> [Given exercise]: Output all the entries word for word. Omit the pictures.

> [Given entries]:
────
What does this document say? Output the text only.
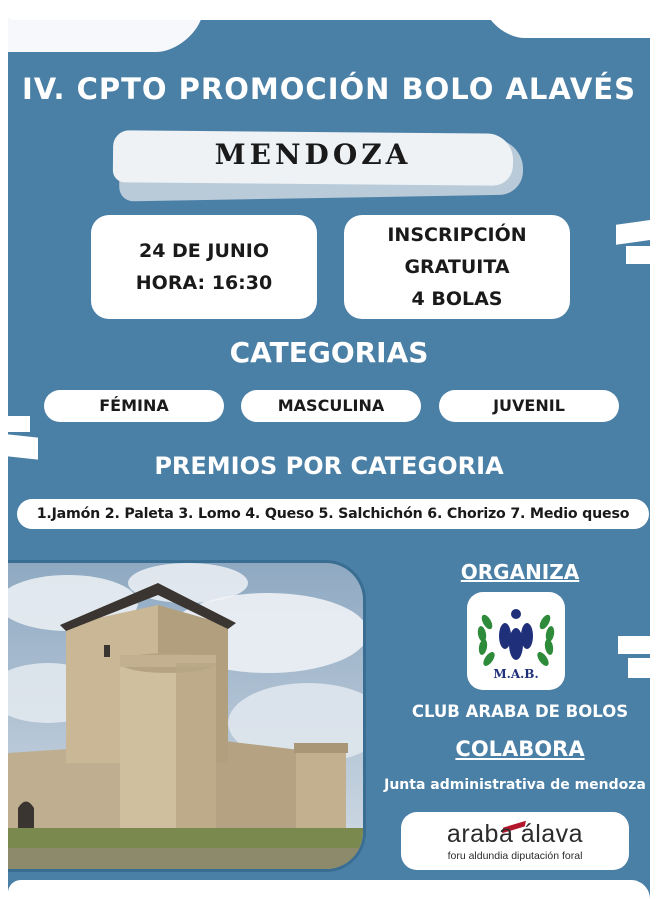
IV. CPTO PROMOCIÓN BOLO ALAVÉS
MENDOZA
24 DE JUNIO
HORA: 16:30
INSCRIPCIÓN
GRATUITA
4 BOLAS
CATEGORIAS
FÉMINA	MASCULINA	JUVENIL
PREMIOS POR CATEGORIA
1.Jamón 2. Paleta 3. Lomo 4. Queso 5. Salchichón 6. Chorizo 7. Medio queso
ORGANIZA
M.A.B.
CLUB ARABA DE BOLOS
COLABORA
Junta administrativa de mendoza
araba álava
foru aldundia diputación foral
────
> [Correct answer]:
What does this document say? Output the text only.
IV. CPTO PROMOCIÓN BOLO ALAVÉS
MENDOZA
24 DE JUNIO
HORA: 16:30
INSCRIPCIÓN
GRATUITA
4 BOLAS
CATEGORIAS
FÉMINA	MASCULINA	JUVENIL
PREMIOS POR CATEGORIA
1.Jamón 2. Paleta 3. Lomo 4. Queso 5. Salchichón 6. Chorizo 7. Medio queso
ORGANIZA
M.A.B.
CLUB ARABA DE BOLOS
COLABORA
Junta administrativa de mendoza
araba álava
foru aldundia diputación foral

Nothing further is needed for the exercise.